▶ _Exercise details_
Copy out every line in which the string "Изменение" occurs.

▶ _Data section_

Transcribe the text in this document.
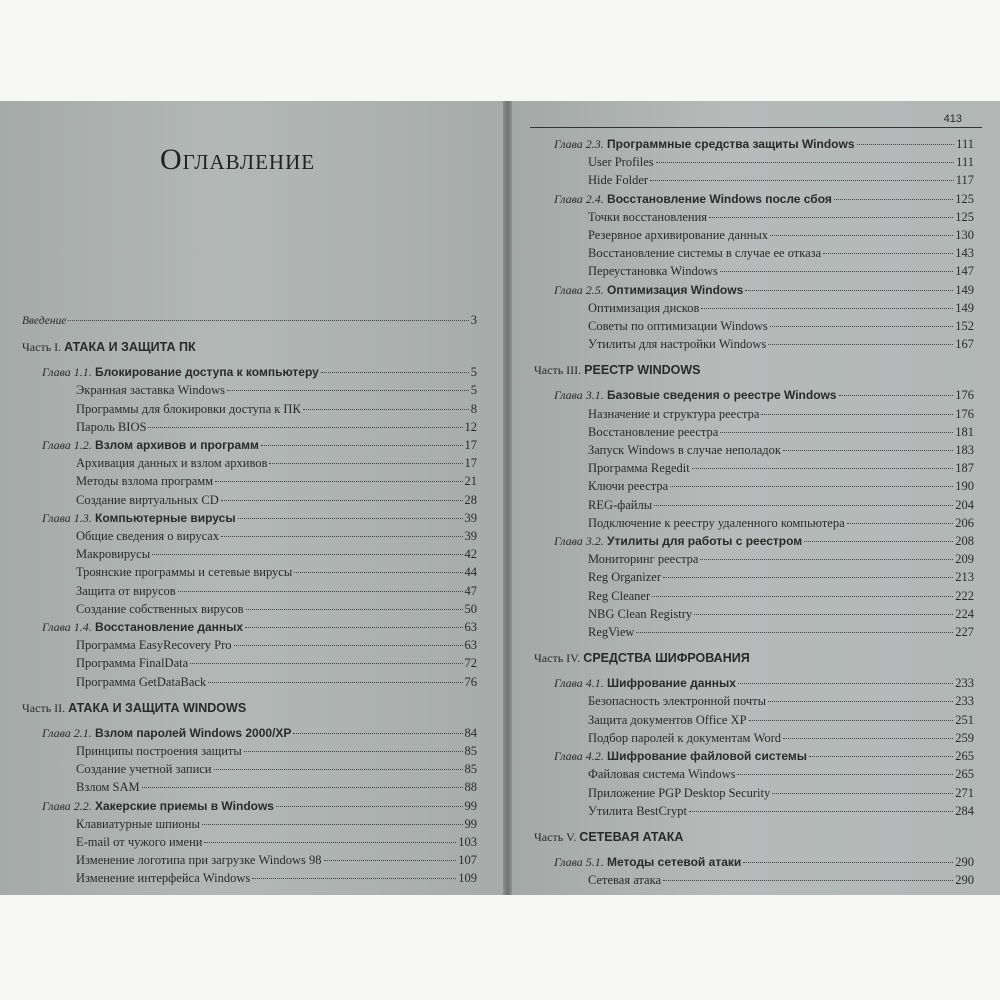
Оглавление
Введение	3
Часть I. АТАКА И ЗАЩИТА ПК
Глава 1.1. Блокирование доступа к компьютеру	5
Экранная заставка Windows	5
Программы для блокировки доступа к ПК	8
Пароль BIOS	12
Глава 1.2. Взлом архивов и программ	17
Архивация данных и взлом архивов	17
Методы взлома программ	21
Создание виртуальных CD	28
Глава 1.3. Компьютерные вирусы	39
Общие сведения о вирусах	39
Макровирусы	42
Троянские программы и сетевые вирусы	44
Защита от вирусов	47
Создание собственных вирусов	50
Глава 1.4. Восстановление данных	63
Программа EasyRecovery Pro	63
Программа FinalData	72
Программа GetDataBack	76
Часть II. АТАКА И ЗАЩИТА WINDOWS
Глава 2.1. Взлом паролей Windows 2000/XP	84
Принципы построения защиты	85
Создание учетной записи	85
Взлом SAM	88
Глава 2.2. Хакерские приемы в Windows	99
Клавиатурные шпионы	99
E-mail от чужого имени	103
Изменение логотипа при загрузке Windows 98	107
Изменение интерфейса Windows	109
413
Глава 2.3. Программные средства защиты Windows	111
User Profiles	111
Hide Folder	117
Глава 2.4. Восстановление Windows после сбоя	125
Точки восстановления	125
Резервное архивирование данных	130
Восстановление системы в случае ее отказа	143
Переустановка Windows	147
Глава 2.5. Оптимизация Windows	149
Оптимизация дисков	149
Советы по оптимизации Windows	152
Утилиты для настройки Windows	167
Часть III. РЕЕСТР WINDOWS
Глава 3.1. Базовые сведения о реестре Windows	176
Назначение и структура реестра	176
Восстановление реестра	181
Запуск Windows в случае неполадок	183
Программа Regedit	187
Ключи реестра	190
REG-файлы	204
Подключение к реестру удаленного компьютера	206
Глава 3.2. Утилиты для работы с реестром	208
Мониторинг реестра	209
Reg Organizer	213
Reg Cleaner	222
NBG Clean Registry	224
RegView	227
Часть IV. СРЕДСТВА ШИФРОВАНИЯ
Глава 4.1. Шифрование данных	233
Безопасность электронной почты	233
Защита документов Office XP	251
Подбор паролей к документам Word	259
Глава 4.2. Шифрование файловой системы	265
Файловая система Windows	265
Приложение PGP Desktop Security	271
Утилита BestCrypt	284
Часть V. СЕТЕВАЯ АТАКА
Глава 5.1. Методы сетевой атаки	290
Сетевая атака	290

...

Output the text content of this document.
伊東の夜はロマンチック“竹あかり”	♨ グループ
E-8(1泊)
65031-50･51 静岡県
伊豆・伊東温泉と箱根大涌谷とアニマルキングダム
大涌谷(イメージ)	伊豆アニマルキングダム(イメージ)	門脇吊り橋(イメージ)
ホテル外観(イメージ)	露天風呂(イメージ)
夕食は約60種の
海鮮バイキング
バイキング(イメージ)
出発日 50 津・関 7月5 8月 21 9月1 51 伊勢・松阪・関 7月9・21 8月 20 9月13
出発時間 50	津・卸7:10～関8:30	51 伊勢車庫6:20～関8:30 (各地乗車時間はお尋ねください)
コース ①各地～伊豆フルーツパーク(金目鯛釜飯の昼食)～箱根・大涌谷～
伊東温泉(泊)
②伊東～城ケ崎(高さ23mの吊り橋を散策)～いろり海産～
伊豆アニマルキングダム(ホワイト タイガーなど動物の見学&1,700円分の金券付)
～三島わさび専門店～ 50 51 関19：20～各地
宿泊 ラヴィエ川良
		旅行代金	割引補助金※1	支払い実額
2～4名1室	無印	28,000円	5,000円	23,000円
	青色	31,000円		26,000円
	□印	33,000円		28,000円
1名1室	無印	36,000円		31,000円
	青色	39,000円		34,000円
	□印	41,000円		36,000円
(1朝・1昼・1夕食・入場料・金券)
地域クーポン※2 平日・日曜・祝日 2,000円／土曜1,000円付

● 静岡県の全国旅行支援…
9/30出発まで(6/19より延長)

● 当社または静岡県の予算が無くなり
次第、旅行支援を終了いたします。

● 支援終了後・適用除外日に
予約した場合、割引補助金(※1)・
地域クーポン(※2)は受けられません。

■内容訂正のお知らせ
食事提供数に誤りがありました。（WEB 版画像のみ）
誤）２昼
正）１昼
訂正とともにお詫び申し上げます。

▶ _Output for this task_
Изменение логотипа при загрузке Windows 98	107
Изменение интерфейса Windows	109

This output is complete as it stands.